▸ WRITTEN REQUEST:
Could every line of the data be printed exactly as it reads?

▸ RECORD EXTRACTS:
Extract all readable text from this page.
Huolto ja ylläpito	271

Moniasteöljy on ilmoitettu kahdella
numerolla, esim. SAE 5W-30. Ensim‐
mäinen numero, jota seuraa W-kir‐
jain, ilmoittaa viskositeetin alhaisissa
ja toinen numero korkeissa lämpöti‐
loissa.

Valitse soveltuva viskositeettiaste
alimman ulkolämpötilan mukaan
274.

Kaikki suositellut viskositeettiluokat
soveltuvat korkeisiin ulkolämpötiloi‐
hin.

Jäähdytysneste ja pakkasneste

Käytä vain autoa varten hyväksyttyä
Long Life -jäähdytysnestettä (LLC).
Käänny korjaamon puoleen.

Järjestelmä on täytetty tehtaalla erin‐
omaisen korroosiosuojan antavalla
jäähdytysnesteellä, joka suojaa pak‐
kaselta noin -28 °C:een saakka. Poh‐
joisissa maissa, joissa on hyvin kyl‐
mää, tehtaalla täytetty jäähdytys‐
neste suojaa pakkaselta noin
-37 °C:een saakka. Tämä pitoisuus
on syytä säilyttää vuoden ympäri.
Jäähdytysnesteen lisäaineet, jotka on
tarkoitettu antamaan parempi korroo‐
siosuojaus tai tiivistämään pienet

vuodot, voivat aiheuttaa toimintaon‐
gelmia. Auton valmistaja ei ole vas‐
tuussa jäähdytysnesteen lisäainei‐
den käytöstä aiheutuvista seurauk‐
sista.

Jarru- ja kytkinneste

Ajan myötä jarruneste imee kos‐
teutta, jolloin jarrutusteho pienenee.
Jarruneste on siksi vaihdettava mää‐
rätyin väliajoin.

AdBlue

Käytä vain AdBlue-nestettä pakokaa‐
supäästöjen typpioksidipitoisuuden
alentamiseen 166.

▸ TASK SOLUTION:
Extract all readable text from this page.
Huolto ja ylläpito	271

Moniasteöljy on ilmoitettu kahdella
numerolla, esim. SAE 5W-30. Ensim‐
mäinen numero, jota seuraa W-kir‐
jain, ilmoittaa viskositeetin alhaisissa
ja toinen numero korkeissa lämpöti‐
loissa.

Valitse soveltuva viskositeettiaste
alimman ulkolämpötilan mukaan
274.

Kaikki suositellut viskositeettiluokat
soveltuvat korkeisiin ulkolämpötiloi‐
hin.

Jäähdytysneste ja pakkasneste

Käytä vain autoa varten hyväksyttyä
Long Life -jäähdytysnestettä (LLC).
Käänny korjaamon puoleen.

Järjestelmä on täytetty tehtaalla erin‐
omaisen korroosiosuojan antavalla
jäähdytysnesteellä, joka suojaa pak‐
kaselta noin -28 °C:een saakka. Poh‐
joisissa maissa, joissa on hyvin kyl‐
mää, tehtaalla täytetty jäähdytys‐
neste suojaa pakkaselta noin
-37 °C:een saakka. Tämä pitoisuus
on syytä säilyttää vuoden ympäri.
Jäähdytysnesteen lisäaineet, jotka on
tarkoitettu antamaan parempi korroo‐
siosuojaus tai tiivistämään pienet

vuodot, voivat aiheuttaa toimintaon‐
gelmia. Auton valmistaja ei ole vas‐
tuussa jäähdytysnesteen lisäainei‐
den käytöstä aiheutuvista seurauk‐
sista.

Jarru- ja kytkinneste

Ajan myötä jarruneste imee kos‐
teutta, jolloin jarrutusteho pienenee.
Jarruneste on siksi vaihdettava mää‐
rätyin väliajoin.

AdBlue

Käytä vain AdBlue-nestettä pakokaa‐
supäästöjen typpioksidipitoisuuden
alentamiseen 166.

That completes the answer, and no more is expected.